Records that describe figures
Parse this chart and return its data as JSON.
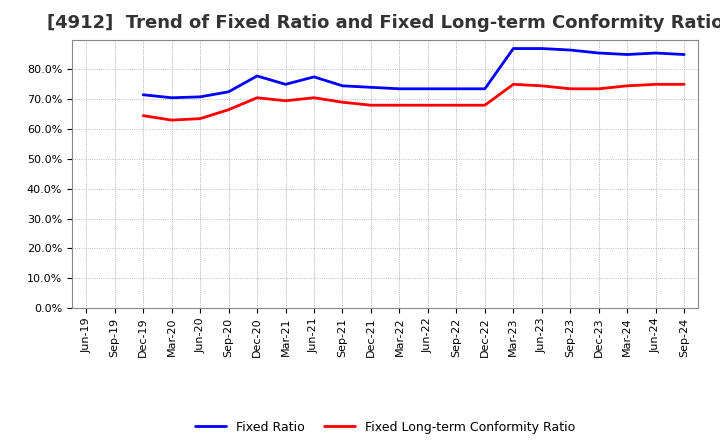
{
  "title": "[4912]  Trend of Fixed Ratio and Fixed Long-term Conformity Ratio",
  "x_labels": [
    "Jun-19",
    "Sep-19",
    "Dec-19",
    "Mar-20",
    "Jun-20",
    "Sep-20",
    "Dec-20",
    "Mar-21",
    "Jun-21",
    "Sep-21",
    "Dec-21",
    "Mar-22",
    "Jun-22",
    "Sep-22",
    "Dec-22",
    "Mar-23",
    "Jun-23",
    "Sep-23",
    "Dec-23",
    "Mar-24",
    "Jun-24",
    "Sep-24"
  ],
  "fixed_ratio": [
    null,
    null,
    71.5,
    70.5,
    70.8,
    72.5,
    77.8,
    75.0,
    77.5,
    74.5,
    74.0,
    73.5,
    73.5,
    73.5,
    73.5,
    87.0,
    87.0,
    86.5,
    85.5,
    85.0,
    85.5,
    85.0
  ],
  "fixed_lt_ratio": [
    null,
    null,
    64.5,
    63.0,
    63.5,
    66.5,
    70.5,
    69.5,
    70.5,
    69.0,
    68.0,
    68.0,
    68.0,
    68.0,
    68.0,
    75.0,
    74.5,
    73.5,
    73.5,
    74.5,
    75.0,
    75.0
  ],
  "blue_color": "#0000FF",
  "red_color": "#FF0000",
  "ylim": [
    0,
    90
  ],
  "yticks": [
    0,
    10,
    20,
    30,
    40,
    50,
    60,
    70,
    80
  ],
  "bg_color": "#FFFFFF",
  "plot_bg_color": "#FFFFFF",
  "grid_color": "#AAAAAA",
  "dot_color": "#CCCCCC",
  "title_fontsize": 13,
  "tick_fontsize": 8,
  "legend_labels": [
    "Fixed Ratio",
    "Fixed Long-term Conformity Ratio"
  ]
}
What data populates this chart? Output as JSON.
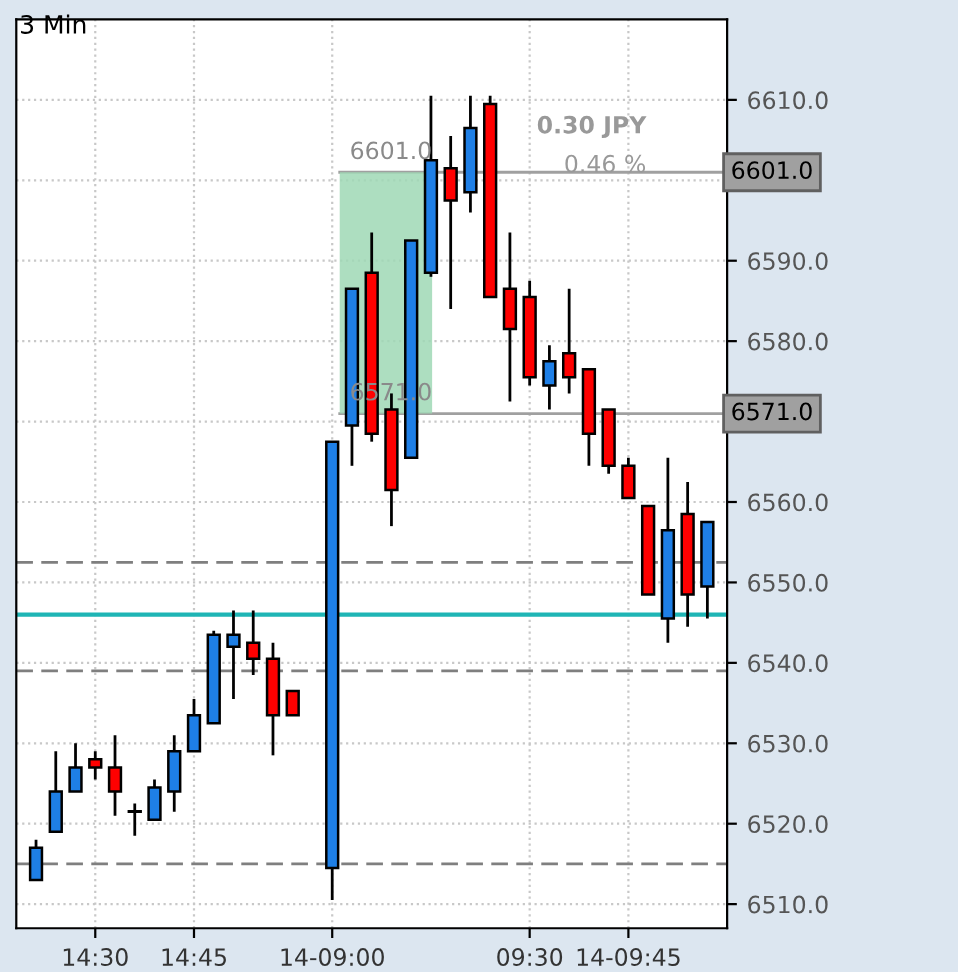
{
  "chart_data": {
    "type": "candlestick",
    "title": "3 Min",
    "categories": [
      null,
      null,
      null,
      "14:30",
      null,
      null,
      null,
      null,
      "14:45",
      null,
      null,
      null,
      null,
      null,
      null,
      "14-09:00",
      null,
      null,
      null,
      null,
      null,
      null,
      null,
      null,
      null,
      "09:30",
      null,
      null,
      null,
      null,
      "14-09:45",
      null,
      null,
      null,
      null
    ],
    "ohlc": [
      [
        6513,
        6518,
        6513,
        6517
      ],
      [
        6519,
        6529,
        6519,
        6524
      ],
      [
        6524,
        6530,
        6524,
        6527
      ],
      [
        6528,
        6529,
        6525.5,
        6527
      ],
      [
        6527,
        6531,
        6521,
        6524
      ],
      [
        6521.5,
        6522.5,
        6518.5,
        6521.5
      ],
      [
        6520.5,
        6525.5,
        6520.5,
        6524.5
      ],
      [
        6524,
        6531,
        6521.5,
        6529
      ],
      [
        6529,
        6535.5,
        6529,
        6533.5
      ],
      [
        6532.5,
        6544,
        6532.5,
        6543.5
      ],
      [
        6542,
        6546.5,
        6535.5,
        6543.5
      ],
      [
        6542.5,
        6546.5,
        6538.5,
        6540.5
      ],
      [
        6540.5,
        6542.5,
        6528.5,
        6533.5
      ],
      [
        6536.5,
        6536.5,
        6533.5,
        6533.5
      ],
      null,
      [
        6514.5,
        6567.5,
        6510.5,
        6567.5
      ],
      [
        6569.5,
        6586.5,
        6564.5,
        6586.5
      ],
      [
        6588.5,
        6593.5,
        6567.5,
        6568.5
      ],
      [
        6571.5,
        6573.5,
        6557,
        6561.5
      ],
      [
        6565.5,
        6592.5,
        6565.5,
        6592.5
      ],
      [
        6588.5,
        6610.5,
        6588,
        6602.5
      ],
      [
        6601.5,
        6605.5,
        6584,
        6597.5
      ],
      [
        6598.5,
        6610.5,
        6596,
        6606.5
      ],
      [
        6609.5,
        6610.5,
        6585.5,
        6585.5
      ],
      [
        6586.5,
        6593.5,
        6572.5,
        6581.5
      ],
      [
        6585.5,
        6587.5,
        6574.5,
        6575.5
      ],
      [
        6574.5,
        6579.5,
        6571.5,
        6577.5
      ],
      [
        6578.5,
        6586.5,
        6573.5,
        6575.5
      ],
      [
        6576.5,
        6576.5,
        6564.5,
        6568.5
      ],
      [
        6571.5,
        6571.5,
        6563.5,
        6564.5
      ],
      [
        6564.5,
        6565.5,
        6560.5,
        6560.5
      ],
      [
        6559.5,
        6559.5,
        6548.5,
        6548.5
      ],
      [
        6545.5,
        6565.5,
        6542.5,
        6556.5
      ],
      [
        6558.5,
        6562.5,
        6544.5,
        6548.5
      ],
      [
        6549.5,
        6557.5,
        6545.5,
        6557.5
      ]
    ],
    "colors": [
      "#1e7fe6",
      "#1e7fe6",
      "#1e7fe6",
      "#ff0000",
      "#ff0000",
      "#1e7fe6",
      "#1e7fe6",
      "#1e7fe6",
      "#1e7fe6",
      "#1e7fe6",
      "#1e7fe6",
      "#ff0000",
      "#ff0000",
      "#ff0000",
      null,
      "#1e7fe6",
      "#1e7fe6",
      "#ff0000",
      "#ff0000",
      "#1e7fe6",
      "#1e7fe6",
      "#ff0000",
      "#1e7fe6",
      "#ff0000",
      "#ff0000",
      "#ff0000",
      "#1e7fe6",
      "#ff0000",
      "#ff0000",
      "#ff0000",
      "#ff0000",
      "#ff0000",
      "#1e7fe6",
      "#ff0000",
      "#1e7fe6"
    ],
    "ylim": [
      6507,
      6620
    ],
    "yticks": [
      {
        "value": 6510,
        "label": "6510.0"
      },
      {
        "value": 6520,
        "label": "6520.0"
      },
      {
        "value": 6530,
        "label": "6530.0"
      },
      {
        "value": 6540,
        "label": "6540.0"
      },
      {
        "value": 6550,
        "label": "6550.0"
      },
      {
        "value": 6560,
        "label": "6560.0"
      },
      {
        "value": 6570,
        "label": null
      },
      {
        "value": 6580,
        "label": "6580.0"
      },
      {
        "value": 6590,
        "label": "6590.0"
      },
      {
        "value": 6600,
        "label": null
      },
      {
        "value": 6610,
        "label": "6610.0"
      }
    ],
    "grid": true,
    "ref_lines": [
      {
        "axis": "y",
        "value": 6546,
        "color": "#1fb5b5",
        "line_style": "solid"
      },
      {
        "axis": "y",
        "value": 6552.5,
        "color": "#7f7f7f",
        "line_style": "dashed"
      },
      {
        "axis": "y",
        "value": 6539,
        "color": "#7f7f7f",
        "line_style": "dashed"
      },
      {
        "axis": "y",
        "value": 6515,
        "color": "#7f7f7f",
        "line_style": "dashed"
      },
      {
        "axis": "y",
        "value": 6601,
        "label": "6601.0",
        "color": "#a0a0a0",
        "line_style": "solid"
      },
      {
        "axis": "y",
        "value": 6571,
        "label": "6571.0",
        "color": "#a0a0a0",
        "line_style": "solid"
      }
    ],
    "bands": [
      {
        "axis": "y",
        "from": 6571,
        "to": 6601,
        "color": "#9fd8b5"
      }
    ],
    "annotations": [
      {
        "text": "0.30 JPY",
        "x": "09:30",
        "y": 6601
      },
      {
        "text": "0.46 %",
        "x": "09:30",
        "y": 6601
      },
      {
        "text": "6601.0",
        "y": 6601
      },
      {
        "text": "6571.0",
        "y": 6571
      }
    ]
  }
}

* * *

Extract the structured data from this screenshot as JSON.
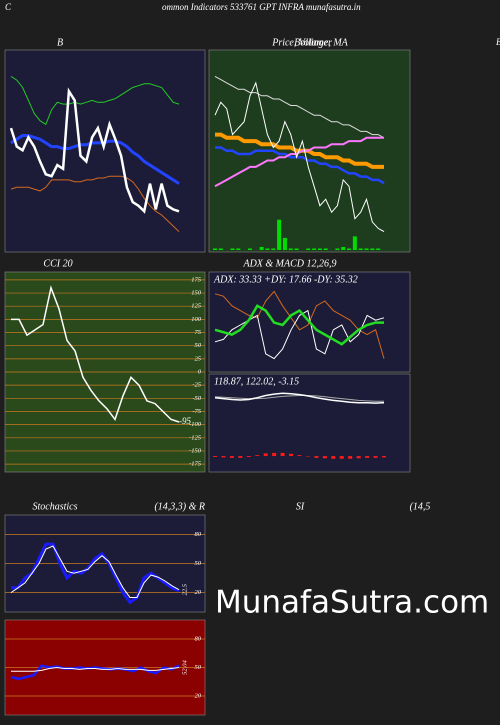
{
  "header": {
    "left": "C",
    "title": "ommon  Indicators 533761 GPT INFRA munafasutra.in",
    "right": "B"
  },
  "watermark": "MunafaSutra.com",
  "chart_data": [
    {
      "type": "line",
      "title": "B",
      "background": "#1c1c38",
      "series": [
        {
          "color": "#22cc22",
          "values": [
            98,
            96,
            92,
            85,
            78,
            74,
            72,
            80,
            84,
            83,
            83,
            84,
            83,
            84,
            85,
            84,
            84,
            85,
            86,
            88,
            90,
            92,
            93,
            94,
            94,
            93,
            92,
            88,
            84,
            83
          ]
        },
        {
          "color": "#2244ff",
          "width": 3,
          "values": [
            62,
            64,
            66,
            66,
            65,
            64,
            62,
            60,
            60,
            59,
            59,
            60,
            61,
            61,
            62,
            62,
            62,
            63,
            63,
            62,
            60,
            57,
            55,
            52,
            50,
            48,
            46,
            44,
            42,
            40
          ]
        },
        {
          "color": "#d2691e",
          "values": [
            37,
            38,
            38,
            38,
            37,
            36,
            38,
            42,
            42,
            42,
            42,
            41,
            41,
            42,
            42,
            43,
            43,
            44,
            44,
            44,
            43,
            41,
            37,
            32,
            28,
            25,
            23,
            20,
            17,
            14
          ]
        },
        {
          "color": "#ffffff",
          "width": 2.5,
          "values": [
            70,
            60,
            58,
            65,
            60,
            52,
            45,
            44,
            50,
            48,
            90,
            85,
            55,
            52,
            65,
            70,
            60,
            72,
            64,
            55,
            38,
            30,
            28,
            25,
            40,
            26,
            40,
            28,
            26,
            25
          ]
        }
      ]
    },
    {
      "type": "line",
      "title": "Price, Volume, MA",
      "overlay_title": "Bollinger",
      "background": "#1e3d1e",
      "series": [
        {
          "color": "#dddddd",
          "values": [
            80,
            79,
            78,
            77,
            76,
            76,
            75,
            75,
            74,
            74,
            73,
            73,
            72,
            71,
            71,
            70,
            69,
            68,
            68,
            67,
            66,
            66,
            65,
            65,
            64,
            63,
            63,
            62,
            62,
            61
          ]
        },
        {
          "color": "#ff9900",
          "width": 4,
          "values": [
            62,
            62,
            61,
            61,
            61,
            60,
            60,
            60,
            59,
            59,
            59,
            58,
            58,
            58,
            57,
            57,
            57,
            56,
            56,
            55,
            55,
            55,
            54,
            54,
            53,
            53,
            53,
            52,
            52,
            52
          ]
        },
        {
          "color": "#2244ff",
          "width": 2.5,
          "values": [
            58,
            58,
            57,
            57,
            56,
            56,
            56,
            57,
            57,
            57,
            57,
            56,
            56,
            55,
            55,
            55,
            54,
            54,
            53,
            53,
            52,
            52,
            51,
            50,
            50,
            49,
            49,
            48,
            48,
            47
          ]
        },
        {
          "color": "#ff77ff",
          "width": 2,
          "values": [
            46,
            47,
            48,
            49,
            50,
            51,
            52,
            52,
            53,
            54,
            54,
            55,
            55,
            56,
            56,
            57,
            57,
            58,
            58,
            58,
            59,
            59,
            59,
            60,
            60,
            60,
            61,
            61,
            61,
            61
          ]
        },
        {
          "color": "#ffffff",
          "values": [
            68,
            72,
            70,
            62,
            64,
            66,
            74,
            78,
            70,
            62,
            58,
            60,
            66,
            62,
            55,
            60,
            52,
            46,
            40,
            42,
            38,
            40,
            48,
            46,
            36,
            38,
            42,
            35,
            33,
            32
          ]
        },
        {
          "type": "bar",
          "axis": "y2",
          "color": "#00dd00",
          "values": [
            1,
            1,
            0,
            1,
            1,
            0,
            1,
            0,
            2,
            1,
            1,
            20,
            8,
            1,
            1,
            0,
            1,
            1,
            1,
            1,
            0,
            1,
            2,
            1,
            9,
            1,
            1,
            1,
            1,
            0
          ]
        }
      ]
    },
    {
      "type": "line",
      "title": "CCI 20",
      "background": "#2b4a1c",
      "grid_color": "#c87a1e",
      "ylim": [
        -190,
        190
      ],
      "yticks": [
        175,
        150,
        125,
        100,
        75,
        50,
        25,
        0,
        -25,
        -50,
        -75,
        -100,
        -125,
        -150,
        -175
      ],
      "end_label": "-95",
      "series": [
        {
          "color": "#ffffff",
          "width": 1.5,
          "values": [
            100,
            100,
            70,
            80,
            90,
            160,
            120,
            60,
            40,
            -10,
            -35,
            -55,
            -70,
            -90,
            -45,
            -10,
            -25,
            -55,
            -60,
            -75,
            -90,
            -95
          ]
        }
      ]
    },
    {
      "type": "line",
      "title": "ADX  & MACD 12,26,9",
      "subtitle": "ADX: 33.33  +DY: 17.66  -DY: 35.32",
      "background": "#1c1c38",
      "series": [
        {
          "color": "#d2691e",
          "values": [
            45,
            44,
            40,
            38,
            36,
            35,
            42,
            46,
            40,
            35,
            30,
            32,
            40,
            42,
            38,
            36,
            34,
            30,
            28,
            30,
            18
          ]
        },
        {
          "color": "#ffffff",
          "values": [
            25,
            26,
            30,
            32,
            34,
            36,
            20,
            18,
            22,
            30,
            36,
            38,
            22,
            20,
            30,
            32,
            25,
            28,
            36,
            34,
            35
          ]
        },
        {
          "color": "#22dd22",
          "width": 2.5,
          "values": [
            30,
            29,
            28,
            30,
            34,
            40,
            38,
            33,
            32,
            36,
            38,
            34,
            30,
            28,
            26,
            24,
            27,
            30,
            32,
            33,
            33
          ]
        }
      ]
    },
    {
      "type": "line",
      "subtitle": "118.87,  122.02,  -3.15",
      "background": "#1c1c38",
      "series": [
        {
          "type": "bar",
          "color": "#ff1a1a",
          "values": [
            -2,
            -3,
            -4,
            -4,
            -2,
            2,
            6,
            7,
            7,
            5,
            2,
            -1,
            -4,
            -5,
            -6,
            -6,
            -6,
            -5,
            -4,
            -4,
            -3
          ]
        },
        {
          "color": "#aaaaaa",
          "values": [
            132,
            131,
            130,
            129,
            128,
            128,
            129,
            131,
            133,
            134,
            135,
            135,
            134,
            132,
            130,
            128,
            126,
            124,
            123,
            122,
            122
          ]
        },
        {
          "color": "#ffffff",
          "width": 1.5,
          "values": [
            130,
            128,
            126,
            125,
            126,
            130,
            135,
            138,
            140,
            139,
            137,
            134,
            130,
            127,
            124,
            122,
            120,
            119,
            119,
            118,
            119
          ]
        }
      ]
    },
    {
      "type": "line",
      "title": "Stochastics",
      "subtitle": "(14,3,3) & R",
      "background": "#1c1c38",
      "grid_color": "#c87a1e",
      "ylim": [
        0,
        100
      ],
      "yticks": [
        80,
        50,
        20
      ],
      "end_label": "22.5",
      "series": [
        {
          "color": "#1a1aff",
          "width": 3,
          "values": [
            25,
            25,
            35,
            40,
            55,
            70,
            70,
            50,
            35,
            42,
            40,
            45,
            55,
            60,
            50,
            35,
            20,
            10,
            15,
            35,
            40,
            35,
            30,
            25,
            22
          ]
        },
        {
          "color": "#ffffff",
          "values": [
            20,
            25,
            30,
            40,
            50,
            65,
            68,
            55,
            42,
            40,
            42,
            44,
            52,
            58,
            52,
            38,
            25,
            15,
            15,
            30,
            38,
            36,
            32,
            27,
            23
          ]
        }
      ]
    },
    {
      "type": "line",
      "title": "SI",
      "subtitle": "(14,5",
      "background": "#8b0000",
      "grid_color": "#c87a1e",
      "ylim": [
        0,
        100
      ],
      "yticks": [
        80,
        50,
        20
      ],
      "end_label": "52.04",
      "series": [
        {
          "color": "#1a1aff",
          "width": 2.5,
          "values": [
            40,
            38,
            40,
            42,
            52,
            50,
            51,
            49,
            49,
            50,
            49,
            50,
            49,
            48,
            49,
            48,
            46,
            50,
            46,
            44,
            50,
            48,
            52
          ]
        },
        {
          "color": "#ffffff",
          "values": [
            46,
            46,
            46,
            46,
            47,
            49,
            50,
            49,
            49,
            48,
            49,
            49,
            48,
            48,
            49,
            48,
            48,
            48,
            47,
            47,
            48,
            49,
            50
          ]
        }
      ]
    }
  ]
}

Goal - Find each line holding the word "JSON" and copy it.

In response -
Parse this chart and return its data as JSON.
What data populates this chart? Output as JSON.
Extract the structured data from this screenshot as JSON.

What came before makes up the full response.